• _RECORDED DATA_
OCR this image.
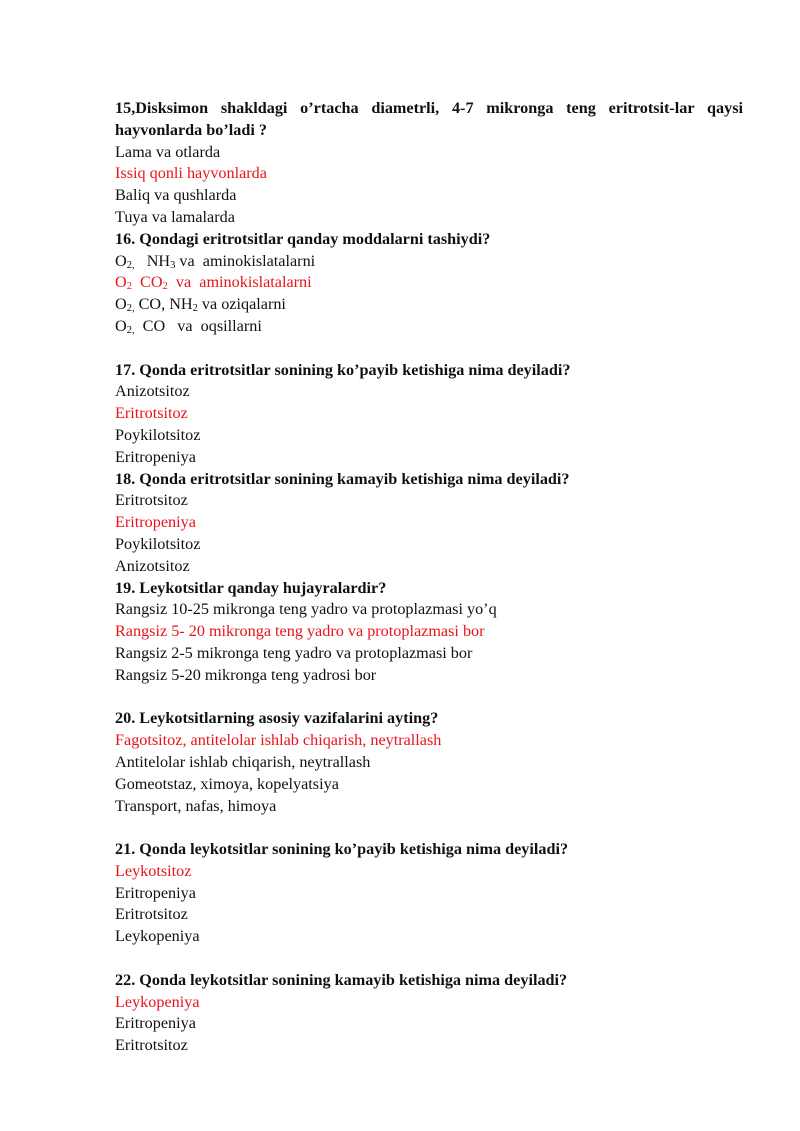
15,Disksimon shakldagi o’rtacha diametrli, 4-7 mikronga teng eritrotsit-lar qaysi hayvonlarda bo’ladi ?

Lama va otlarda

Issiq qonli hayvonlarda

Baliq va qushlarda

Tuya va lamalarda

16. Qondagi eritrotsitlar qanday moddalarni tashiydi?

O2,   NH3 va  aminokislatalarni

O2  CO2  va  aminokislatalarni

O2, CO, NH2 va oziqalarni

O2,  CO   va  oqsillarni

17. Qonda eritrotsitlar sonining ko’payib ketishiga nima deyiladi?

Anizotsitoz

Eritrotsitoz

Poykilotsitoz

Eritropeniya

18. Qonda eritrotsitlar sonining kamayib ketishiga nima deyiladi?

Eritrotsitoz

Eritropeniya

Poykilotsitoz

Anizotsitoz

19. Leykotsitlar qanday hujayralardir?

Rangsiz 10-25 mikronga teng yadro va protoplazmasi yo’q

Rangsiz 5- 20 mikronga teng yadro va protoplazmasi bor

Rangsiz 2-5 mikronga teng yadro va protoplazmasi bor

Rangsiz 5-20 mikronga teng yadrosi bor

20. Leykotsitlarning asosiy vazifalarini ayting?

Fagotsitoz, antitelolar ishlab chiqarish, neytrallash

Antitelolar ishlab chiqarish, neytrallash

Gomeotstaz, ximoya, kopelyatsiya

Transport, nafas, himoya

21. Qonda leykotsitlar sonining ko’payib ketishiga nima deyiladi?

Leykotsitoz

Eritropeniya

Eritrotsitoz

Leykopeniya

22. Qonda leykotsitlar sonining kamayib ketishiga nima deyiladi?

Leykopeniya

Eritropeniya

Eritrotsitoz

• _PROBLEM STATEMENT_
Copy all lines in the listing above where the string "chiqarish" appears.

• _THE OUTPUT_
Fagotsitoz, antitelolar ishlab chiqarish, neytrallash
Antitelolar ishlab chiqarish, neytrallash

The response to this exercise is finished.